* [Requirements]:
Review the material line by line. Identify and copy every line that contains the string "Бланмениль".

-- Begin Dataset content --

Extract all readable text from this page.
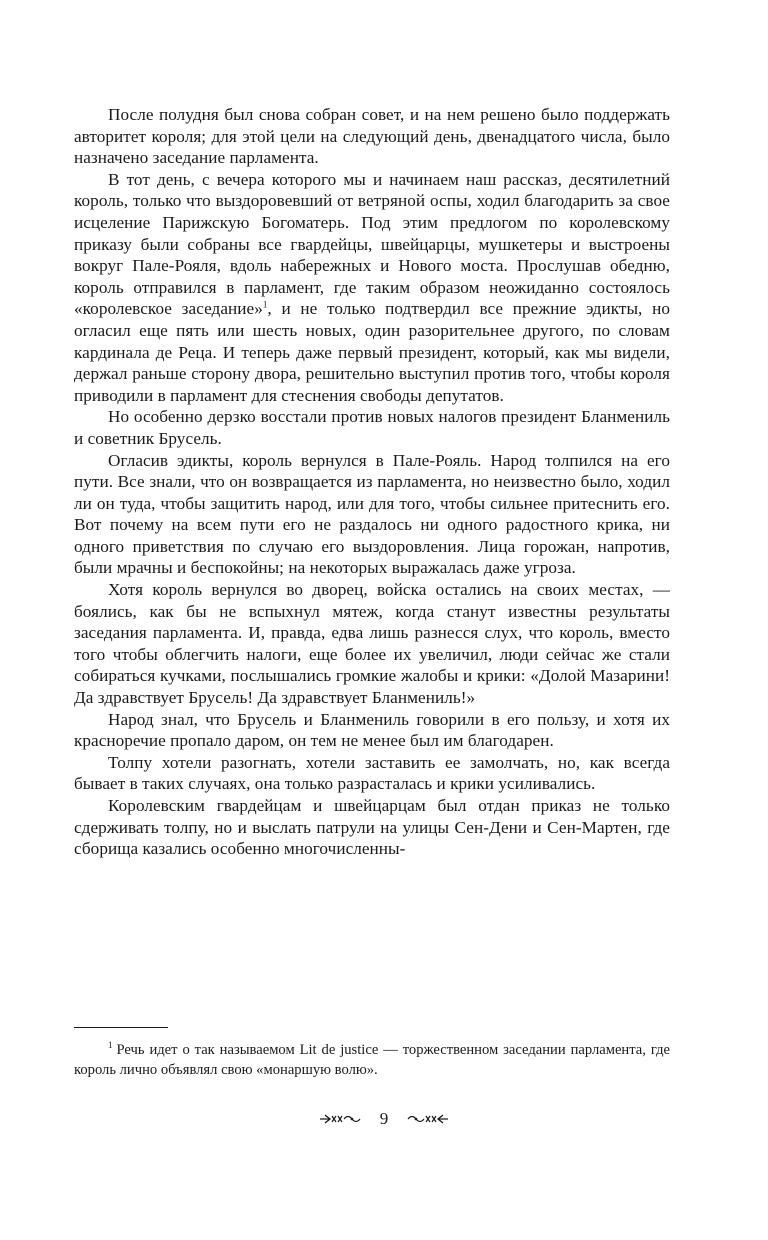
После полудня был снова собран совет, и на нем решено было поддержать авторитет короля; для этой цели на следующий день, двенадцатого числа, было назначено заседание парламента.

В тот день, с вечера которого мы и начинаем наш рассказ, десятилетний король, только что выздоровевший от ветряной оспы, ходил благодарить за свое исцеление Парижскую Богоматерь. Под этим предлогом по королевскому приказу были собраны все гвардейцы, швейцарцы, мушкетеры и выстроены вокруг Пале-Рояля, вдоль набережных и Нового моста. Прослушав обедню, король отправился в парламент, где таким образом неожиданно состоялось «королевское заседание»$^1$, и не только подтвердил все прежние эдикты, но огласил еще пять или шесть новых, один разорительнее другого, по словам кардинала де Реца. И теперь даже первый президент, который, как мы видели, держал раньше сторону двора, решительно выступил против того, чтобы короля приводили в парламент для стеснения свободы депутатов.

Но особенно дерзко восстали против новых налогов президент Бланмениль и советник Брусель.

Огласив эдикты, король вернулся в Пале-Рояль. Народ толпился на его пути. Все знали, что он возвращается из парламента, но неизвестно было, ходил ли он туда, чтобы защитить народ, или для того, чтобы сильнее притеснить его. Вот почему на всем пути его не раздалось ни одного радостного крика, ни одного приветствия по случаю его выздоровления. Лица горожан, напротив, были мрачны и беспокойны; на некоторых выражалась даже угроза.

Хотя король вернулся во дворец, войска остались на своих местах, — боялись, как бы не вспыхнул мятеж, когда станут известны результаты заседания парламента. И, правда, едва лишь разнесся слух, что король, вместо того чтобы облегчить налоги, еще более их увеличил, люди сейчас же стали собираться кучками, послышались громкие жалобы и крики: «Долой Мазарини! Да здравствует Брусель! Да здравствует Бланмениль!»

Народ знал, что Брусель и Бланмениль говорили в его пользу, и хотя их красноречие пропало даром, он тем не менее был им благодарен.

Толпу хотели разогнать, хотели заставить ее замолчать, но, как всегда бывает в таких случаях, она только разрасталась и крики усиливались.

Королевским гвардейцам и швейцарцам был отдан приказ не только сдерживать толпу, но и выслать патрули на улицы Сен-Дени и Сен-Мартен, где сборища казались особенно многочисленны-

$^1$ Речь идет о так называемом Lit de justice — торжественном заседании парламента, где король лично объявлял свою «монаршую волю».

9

-- End Dataset content --
-- Begin Dataset content --

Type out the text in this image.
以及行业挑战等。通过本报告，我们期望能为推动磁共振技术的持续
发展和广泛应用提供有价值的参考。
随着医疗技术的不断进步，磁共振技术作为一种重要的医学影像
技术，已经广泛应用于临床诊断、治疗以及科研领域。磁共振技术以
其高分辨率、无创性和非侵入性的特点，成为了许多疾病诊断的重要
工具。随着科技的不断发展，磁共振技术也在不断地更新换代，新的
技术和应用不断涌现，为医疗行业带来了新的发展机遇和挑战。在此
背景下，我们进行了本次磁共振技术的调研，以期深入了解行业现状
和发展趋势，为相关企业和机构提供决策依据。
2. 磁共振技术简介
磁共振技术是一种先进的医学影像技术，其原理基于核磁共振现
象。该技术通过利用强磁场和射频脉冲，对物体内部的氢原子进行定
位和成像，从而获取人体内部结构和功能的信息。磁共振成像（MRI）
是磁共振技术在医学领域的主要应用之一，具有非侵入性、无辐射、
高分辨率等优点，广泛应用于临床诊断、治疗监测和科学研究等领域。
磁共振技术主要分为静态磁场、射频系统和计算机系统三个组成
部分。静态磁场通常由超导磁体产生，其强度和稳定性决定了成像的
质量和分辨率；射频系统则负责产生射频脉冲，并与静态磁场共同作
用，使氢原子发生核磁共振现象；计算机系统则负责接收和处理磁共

-- End Dataset content --

* [Solution to this problem]:
Но особенно дерзко восстали против новых налогов президент Бланмениль и советник Брусель.
Хотя король вернулся во дворец, войска остались на своих местах, — боялись, как бы не вспыхнул мятеж, когда станут известны результаты заседания парламента. И, правда, едва лишь разнесся слух, что король, вместо того чтобы облегчить налоги, еще более их увеличил, люди сейчас же стали собираться кучками, послышались громкие жалобы и крики: «Долой Мазарини! Да здравствует Брусель! Да здравствует Бланмениль!»
Народ знал, что Брусель и Бланмениль говорили в его пользу, и хотя их красноречие пропало даром, он тем не менее был им благодарен.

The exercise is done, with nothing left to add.